— BEGIN —

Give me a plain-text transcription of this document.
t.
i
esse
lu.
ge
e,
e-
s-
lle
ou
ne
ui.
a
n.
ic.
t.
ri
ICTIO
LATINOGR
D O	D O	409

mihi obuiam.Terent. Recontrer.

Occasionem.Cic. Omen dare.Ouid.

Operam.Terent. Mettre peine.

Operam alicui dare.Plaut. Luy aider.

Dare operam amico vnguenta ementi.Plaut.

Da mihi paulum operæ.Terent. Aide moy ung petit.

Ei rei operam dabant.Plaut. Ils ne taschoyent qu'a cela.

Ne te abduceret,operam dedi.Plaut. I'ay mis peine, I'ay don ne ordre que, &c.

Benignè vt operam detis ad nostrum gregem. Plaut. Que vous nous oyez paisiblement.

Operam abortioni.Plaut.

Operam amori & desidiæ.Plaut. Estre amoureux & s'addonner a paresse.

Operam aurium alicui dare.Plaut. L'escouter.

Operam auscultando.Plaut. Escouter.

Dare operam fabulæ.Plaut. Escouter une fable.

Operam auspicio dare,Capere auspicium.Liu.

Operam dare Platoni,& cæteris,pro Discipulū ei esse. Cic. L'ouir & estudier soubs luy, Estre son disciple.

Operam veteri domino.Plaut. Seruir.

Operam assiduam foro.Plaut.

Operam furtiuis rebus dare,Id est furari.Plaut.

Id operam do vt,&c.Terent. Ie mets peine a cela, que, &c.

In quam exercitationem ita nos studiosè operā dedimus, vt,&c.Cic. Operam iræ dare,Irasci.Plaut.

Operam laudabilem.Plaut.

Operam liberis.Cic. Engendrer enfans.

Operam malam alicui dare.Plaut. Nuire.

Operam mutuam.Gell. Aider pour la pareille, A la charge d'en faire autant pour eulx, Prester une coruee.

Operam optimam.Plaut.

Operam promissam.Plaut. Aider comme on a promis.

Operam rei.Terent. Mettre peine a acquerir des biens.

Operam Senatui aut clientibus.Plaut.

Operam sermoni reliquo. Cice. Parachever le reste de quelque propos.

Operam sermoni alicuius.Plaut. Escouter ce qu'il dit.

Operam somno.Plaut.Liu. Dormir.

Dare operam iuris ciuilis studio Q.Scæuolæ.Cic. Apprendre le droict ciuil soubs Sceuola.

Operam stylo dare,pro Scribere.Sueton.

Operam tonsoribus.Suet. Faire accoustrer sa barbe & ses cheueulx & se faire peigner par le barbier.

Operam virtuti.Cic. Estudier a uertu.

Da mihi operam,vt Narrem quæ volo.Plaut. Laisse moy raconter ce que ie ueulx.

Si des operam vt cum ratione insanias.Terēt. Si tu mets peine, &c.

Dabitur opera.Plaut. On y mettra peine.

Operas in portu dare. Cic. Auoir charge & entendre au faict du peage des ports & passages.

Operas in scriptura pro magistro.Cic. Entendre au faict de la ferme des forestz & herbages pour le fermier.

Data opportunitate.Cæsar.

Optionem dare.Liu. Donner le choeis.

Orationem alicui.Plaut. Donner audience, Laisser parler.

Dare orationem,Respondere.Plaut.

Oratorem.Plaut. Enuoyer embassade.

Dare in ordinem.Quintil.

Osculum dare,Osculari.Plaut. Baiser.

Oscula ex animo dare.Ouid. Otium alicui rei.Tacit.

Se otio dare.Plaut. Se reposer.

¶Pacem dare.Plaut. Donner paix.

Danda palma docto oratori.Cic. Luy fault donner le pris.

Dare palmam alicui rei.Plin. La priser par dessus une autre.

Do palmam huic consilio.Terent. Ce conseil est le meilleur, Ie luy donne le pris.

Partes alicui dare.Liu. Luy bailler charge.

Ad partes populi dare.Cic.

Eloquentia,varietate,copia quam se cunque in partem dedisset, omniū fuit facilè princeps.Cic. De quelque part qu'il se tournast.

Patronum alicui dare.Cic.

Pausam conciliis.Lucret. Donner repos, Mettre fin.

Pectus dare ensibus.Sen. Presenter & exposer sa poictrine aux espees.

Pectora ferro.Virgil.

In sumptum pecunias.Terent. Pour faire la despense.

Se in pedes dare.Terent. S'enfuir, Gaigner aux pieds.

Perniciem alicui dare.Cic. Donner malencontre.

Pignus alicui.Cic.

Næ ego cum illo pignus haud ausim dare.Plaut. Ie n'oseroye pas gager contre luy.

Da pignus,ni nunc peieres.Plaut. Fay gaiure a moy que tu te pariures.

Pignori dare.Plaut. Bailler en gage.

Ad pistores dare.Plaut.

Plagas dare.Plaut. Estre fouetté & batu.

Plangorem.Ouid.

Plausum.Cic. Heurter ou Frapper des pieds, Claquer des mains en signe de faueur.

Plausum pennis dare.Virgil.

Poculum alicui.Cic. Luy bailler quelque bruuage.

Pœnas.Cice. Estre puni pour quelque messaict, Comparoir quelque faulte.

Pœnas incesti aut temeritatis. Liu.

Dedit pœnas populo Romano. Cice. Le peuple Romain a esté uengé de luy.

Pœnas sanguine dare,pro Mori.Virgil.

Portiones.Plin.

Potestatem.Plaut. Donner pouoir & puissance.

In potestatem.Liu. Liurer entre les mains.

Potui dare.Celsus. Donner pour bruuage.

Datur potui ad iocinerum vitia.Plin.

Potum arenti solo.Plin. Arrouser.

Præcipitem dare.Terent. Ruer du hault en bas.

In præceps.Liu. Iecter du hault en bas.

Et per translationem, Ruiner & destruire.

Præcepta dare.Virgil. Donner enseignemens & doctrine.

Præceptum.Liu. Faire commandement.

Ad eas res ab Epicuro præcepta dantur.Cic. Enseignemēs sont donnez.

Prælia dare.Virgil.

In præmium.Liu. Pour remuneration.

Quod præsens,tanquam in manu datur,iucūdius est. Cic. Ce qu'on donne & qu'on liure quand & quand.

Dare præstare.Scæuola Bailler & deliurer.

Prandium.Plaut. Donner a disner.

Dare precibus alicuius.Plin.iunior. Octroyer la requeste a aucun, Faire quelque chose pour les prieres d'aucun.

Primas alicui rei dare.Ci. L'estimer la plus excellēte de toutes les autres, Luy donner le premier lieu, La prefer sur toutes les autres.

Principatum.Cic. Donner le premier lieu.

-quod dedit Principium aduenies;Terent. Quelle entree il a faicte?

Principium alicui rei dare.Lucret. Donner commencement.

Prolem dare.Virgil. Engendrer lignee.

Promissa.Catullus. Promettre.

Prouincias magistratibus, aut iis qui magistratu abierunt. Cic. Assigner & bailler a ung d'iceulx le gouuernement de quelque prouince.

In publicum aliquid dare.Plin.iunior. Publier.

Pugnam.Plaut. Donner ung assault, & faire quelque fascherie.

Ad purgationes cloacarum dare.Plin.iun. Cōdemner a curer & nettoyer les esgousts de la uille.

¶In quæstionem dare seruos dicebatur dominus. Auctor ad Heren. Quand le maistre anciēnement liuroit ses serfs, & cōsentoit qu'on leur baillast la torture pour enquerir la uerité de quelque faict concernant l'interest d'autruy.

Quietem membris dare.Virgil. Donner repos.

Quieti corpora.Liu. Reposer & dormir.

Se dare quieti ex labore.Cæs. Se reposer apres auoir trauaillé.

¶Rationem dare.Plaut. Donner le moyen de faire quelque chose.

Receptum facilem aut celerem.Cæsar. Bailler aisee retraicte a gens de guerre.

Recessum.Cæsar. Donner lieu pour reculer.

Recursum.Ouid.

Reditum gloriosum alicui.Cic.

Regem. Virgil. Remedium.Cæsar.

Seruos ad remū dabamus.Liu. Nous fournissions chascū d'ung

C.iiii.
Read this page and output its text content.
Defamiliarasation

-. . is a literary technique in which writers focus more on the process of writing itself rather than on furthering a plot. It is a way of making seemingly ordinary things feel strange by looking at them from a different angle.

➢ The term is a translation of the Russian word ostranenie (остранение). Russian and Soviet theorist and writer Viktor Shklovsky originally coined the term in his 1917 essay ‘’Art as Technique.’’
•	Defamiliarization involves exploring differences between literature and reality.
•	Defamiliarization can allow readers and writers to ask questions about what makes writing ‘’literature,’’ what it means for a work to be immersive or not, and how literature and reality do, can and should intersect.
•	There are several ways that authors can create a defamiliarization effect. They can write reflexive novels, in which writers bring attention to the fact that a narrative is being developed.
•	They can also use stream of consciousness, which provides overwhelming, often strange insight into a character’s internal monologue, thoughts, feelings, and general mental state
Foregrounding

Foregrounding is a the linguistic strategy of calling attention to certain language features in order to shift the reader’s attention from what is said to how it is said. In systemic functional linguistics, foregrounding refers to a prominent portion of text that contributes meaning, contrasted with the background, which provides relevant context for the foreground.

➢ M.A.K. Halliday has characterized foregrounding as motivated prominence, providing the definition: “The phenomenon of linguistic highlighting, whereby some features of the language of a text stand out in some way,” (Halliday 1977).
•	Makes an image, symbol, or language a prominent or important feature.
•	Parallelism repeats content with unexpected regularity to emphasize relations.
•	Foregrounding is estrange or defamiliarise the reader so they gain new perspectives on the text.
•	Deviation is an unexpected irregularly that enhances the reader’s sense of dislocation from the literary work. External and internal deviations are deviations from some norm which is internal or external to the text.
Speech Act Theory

— END —

TASK GOAL »
Show all lines from the listing above in which "language" appears.

THE COMPLETED TASK »
Foregrounding is a the linguistic strategy of calling attention to certain language features in order to shift the reader’s attention from what is said to how it is said. In systemic functional linguistics, foregrounding refers to a prominent portion of text that contributes meaning, contrasted with the background, which provides relevant context for the foreground.
➢ M.A.K. Halliday has characterized foregrounding as motivated prominence, providing the definition: “The phenomenon of linguistic highlighting, whereby some features of the language of a text stand out in some way,” (Halliday 1977).
•	Makes an image, symbol, or language a prominent or important feature.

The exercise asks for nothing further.